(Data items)

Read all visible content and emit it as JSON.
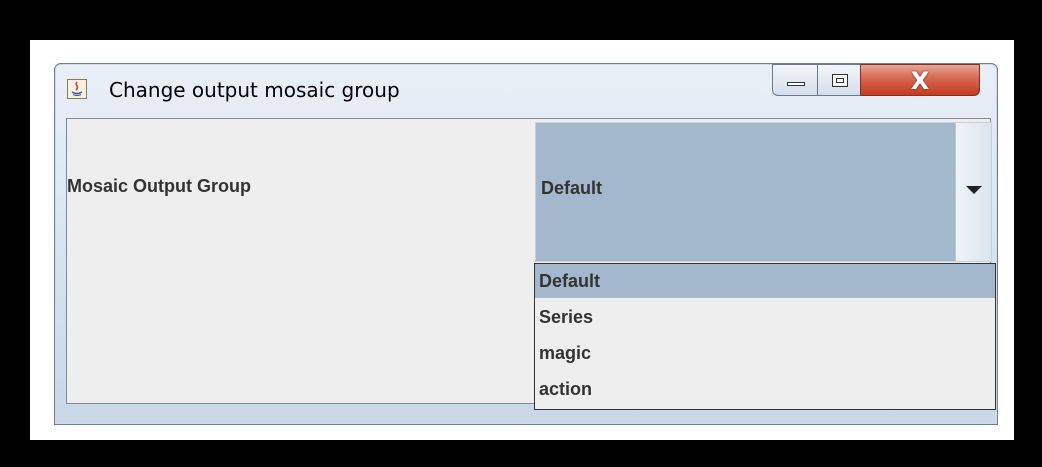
{
  "window": {
    "title": "Change output mosaic group",
    "close_glyph": "X",
    "icon": "java-app-icon"
  },
  "form": {
    "label": "Mosaic Output Group",
    "selected_value": "Default",
    "dropdown_icon": "chevron-down-icon"
  },
  "dropdown": {
    "options": [
      {
        "label": "Default",
        "selected": true
      },
      {
        "label": "Series",
        "selected": false
      },
      {
        "label": "magic",
        "selected": false
      },
      {
        "label": "action",
        "selected": false
      }
    ]
  },
  "colors": {
    "selection": "#a3b8cc",
    "panel_background": "#eeeeee",
    "close_button": "#c43b22"
  }
}
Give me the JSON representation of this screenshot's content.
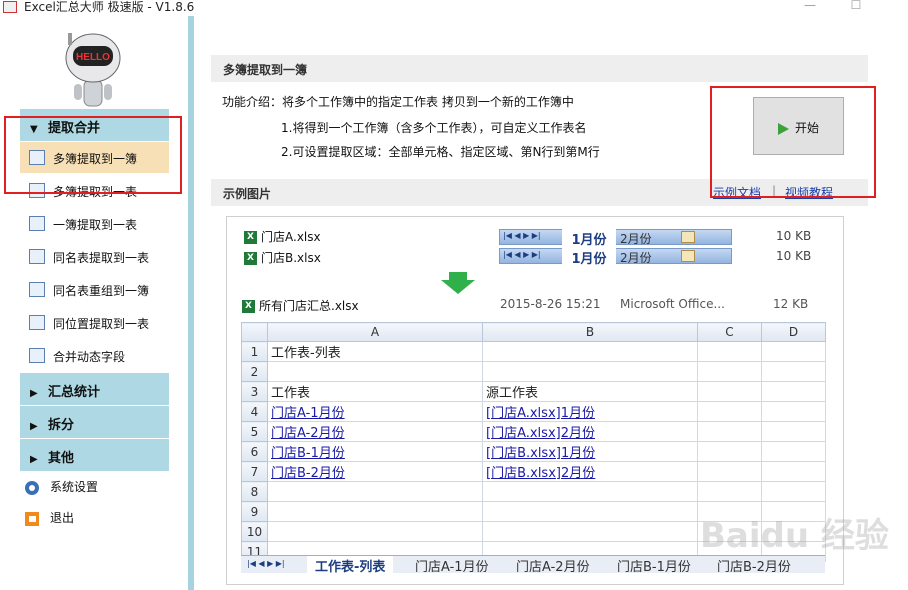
{
  "window": {
    "title": "Excel汇总大师 极速版 - V1.8.6",
    "minimize": "—",
    "maximize": "☐"
  },
  "robot": {
    "badge": "HELLO"
  },
  "sidebar": {
    "sections": [
      {
        "label": "提取合并",
        "arrow": "▼"
      },
      {
        "label": "汇总统计",
        "arrow": "▶"
      },
      {
        "label": "拆分",
        "arrow": "▶"
      },
      {
        "label": "其他",
        "arrow": "▶"
      }
    ],
    "items": [
      {
        "label": "多簿提取到一簿"
      },
      {
        "label": "多簿提取到一表"
      },
      {
        "label": "一簿提取到一表"
      },
      {
        "label": "同名表提取到一表"
      },
      {
        "label": "同名表重组到一簿"
      },
      {
        "label": "同位置提取到一表"
      },
      {
        "label": "合并动态字段"
      }
    ],
    "settings": "系统设置",
    "exit": "退出"
  },
  "main": {
    "header": "多簿提取到一簿",
    "intro": "功能介绍：将多个工作簿中的指定工作表 拷贝到一个新的工作簿中",
    "point1": "1.将得到一个工作簿（含多个工作表），可自定义工作表名",
    "point2": "2.可设置提取区域：全部单元格、指定区域、第N行到第M行",
    "start_label": "开始",
    "example_header": "示例图片",
    "doc_link": "示例文档",
    "separator": "|",
    "video_link": "视频教程"
  },
  "example": {
    "files": [
      {
        "name": "门店A.xlsx",
        "tab1": "1月份",
        "tab2": "2月份",
        "size": "10 KB"
      },
      {
        "name": "门店B.xlsx",
        "tab1": "1月份",
        "tab2": "2月份",
        "size": "10 KB"
      }
    ],
    "result": {
      "name": "所有门店汇总.xlsx",
      "date": "2015-8-26 15:21",
      "type": "Microsoft Office...",
      "size": "12 KB"
    },
    "tab_nav": "|◀ ◀ ▶ ▶|",
    "columns": [
      "A",
      "B",
      "C",
      "D"
    ],
    "rows": [
      {
        "n": "1",
        "a": "工作表-列表",
        "b": "",
        "link": false
      },
      {
        "n": "2",
        "a": "",
        "b": "",
        "link": false
      },
      {
        "n": "3",
        "a": "工作表",
        "b": "源工作表",
        "link": false
      },
      {
        "n": "4",
        "a": "门店A-1月份",
        "b": "[门店A.xlsx]1月份",
        "link": true
      },
      {
        "n": "5",
        "a": "门店A-2月份",
        "b": "[门店A.xlsx]2月份",
        "link": true
      },
      {
        "n": "6",
        "a": "门店B-1月份",
        "b": "[门店B.xlsx]1月份",
        "link": true
      },
      {
        "n": "7",
        "a": "门店B-2月份",
        "b": "[门店B.xlsx]2月份",
        "link": true
      },
      {
        "n": "8",
        "a": "",
        "b": "",
        "link": false
      },
      {
        "n": "9",
        "a": "",
        "b": "",
        "link": false
      },
      {
        "n": "10",
        "a": "",
        "b": "",
        "link": false
      },
      {
        "n": "11",
        "a": "",
        "b": "",
        "link": false
      }
    ],
    "sheet_tabs": [
      "工作表-列表",
      "门店A-1月份",
      "门店A-2月份",
      "门店B-1月份",
      "门店B-2月份"
    ],
    "watermark": "Baidu 经验"
  }
}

Written exercise:
Return a copy of every line that includes the word "content".

Written response:
Read all visible content and emit it as JSON.
Give me the JSON representation of this screenshot's content.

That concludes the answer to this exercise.